Le thé est réputé pour sa composition moléculaire bénéfique pour la santé : anti-inflammatoire, anti-oxydant, antibactérien, etc. D’autres molécules vont donner le goût si particulier à chaque couleur de thé. Que sont toutes ces molécules ? Est-ce qu’il existe des molécules propres à chaque famille de thé ?


Le thé : un cocktail moléculaire


Tout est composé de molécules, les feuilles de thé ne font pas exception. Il faut distinguer deux catégories de molécules dans les feuilles : les molécules de structures et les composés organiques emprisonnés dans la feuille.


Les molécules de structures sont principalement des sucres : la pectine (donne l’aspect « tendre » des feuilles), la cellulose (forme la paroi des cellules végétales) et l’hémicellulose (lie les fibres de celluloses entre elles). Elles vont former le squelette de la feuille, permettant de structurer les compartiments de la feuille et d’enfermer les composés organiques qui vont nous intéresser.


A l’intérieur des cellules et entre les cellules, il existe de nombreuses molécules qui permettront le fonctionnement des feuilles comme la vascularisation des feuilles ou la photosynthèse. Certaines molécules seront surtout utiles à la plante tandis que d’autres peuvent être utiles pour notre organisme.



Si l’on s’intéresse aux molécules d’intérêt thérapeutique, plus spécifiquement les polyphénols, elles ont la proportion est la plus élevée dans la feuille (plus d’un tiers) tandis que les acides aminés et les sels minéraux ne représentent même pas 10% de la feuille.


Les polyphé-quoi ?


Les polyphénols sont des molécules « couteau-suisse » pour la plante. Elles vont permettre d’aider la plante à se protéger des attaques externes (insectes, micro-organisme pathogènes, etc) ou à se développer (attraction pour la pollinisation, activation de la germination, composition dans certaines hormones végétales, etc). Les polyphénols sont classés en famille en fonction de leur structure chimique. Dans le thé, plusieurs sortes de polyphénols sont particulièrement étudiés dans la recherche sur le thé et la santé :

- Les flavonoïdes. Dans cette famille de molécules, on retrouvera les catéchines, molécules dont le pouvoir antioxydant est le plus étudié dans la recherche. Les anthocyanes, molécules donnent un pigment pourpre que l’on retrouve dans les feuilles de théiers servant à faire du thé violet. Ces molécules attirent l’attention pour leur pouvoir antioxydant.
════
Tâche demandée A
Extrayez du texte sur le thé le passage qui va de « Les polyphé-quoi ? » à « leur pouvoir antioxydant. ».
Le texte et les enregistrements sont deux documents sans lien entre eux.

(Enregistrements issus d'une collection)
════
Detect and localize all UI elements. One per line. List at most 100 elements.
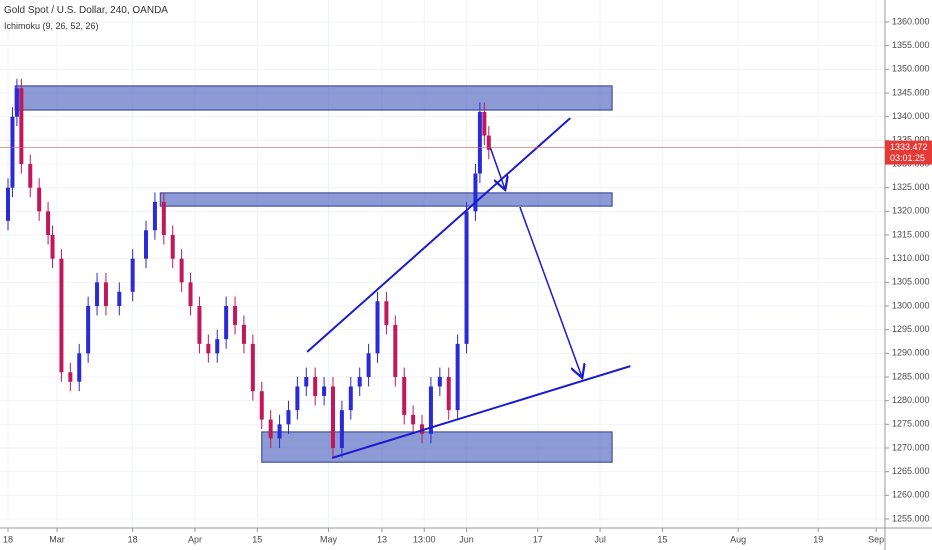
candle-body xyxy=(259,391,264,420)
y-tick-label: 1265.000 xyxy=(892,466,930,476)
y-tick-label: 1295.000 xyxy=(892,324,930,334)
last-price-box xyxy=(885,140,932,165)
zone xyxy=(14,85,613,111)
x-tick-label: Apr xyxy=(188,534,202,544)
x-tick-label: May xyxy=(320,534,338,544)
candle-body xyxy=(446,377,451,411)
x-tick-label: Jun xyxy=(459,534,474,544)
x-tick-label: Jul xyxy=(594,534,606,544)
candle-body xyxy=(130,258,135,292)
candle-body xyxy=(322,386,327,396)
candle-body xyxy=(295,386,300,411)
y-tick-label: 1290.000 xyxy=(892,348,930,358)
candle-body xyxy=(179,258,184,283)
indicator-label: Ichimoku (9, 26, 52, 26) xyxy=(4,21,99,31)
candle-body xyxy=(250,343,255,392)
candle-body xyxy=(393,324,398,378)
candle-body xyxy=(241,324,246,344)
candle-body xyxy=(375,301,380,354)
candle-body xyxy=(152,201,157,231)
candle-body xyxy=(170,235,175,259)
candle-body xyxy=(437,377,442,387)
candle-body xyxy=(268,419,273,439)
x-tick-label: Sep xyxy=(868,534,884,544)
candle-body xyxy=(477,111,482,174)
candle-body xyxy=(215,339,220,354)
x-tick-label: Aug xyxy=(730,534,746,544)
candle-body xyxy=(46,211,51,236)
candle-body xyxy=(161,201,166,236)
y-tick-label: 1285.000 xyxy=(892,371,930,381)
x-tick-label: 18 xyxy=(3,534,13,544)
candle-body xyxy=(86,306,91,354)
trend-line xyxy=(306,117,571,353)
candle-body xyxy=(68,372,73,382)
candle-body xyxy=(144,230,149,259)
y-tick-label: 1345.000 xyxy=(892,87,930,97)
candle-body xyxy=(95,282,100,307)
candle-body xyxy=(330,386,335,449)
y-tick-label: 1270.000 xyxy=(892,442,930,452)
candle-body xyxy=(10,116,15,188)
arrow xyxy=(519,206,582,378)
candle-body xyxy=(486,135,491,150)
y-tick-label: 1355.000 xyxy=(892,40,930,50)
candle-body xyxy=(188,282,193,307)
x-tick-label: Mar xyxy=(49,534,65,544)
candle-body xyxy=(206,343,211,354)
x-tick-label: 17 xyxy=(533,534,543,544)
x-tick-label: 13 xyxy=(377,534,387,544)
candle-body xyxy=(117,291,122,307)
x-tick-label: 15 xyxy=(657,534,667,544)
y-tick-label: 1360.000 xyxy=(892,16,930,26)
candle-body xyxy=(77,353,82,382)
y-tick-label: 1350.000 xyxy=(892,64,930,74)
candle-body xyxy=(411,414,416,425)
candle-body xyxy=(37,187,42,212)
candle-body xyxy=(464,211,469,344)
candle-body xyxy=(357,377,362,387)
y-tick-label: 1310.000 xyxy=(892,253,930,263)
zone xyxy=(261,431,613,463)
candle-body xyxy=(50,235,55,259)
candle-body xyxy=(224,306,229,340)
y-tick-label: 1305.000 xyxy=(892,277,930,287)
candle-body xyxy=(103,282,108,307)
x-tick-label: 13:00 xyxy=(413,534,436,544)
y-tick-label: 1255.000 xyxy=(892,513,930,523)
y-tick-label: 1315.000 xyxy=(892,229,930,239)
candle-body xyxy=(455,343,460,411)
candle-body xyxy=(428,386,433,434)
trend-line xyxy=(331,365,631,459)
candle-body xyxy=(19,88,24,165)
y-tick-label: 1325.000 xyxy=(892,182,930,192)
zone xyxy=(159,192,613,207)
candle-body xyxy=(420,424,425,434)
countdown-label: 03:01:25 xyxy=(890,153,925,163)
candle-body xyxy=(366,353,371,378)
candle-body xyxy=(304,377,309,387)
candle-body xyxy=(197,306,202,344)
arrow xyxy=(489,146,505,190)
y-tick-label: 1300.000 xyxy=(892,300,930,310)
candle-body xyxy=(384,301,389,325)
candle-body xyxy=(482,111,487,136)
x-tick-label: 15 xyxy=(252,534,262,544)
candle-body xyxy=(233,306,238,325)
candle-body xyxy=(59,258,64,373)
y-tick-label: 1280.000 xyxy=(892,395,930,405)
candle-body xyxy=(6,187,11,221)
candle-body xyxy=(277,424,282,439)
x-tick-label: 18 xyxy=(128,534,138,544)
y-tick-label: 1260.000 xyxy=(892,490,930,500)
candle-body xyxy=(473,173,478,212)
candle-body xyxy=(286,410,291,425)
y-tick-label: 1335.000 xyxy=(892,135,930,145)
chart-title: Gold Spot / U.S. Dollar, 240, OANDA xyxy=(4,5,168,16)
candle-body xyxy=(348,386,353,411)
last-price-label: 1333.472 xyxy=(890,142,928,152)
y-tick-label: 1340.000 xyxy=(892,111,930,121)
════
Tâche demandée B
Recopiez à l'identique les lignes des enregistrements, de la ligne contenant « candle-body xyxy=(259,391,264,420) » à la ligne contenant « candle-body xyxy=(224,306,229,340) », ces deux lignes comprises.

Réponse correcte A
Les polyphé-quoi ?


Les polyphénols sont des molécules « couteau-suisse » pour la plante. Elles vont permettre d’aider la plante à se protéger des attaques externes (insectes, micro-organisme pathogènes, etc) ou à se développer (attraction pour la pollinisation, activation de la germination, composition dans certaines hormones végétales, etc). Les polyphénols sont classés en famille en fonction de leur structure chimique. Dans le thé, plusieurs sortes de polyphénols sont particulièrement étudiés dans la recherche sur le thé et la santé :

- Les flavonoïdes. Dans cette famille de molécules, on retrouvera les catéchines, molécules dont le pouvoir antioxydant est le plus étudié dans la recherche. Les anthocyanes, molécules donnent un pigment pourpre que l’on retrouve dans les feuilles de théiers servant à faire du thé violet. Ces molécules attirent l’attention pour leur pouvoir antioxydant.

Réponse correcte B
candle-body xyxy=(259,391,264,420)
y-tick-label: 1265.000 xyxy=(892,466,930,476)
y-tick-label: 1295.000 xyxy=(892,324,930,334)
last-price-box xyxy=(885,140,932,165)
zone xyxy=(14,85,613,111)
x-tick-label: Apr xyxy=(188,534,202,544)
x-tick-label: May xyxy=(320,534,338,544)
candle-body xyxy=(446,377,451,411)
x-tick-label: Jun xyxy=(459,534,474,544)
x-tick-label: Jul xyxy=(594,534,606,544)
candle-body xyxy=(130,258,135,292)
candle-body xyxy=(322,386,327,396)
candle-body xyxy=(295,386,300,411)
y-tick-label: 1290.000 xyxy=(892,348,930,358)
candle-body xyxy=(179,258,184,283)
indicator-label: Ichimoku (9, 26, 52, 26) xyxy=(4,21,99,31)
candle-body xyxy=(250,343,255,392)
candle-body xyxy=(393,324,398,378)
candle-body xyxy=(241,324,246,344)
candle-body xyxy=(375,301,380,354)
candle-body xyxy=(152,201,157,231)
candle-body xyxy=(170,235,175,259)
candle-body xyxy=(437,377,442,387)
candle-body xyxy=(268,419,273,439)
x-tick-label: Sep xyxy=(868,534,884,544)
candle-body xyxy=(477,111,482,174)
candle-body xyxy=(215,339,220,354)
x-tick-label: Aug xyxy=(730,534,746,544)
candle-body xyxy=(46,211,51,236)
candle-body xyxy=(161,201,166,236)
y-tick-label: 1285.000 xyxy=(892,371,930,381)
x-tick-label: 18 xyxy=(3,534,13,544)
candle-body xyxy=(86,306,91,354)
trend-line xyxy=(306,117,571,353)
candle-body xyxy=(68,372,73,382)
candle-body xyxy=(144,230,149,259)
y-tick-label: 1345.000 xyxy=(892,87,930,97)
candle-body xyxy=(95,282,100,307)
candle-body xyxy=(330,386,335,449)
y-tick-label: 1270.000 xyxy=(892,442,930,452)
candle-body xyxy=(10,116,15,188)
arrow xyxy=(519,206,582,378)
candle-body xyxy=(486,135,491,150)
y-tick-label: 1355.000 xyxy=(892,40,930,50)
candle-body xyxy=(188,282,193,307)
x-tick-label: Mar xyxy=(49,534,65,544)
candle-body xyxy=(206,343,211,354)
x-tick-label: 17 xyxy=(533,534,543,544)
x-tick-label: 13 xyxy=(377,534,387,544)
candle-body xyxy=(117,291,122,307)
x-tick-label: 15 xyxy=(657,534,667,544)
y-tick-label: 1360.000 xyxy=(892,16,930,26)
candle-body xyxy=(77,353,82,382)
y-tick-label: 1350.000 xyxy=(892,64,930,74)
candle-body xyxy=(411,414,416,425)
candle-body xyxy=(37,187,42,212)
candle-body xyxy=(464,211,469,344)
candle-body xyxy=(357,377,362,387)
y-tick-label: 1310.000 xyxy=(892,253,930,263)
zone xyxy=(261,431,613,463)
candle-body xyxy=(50,235,55,259)
candle-body xyxy=(224,306,229,340)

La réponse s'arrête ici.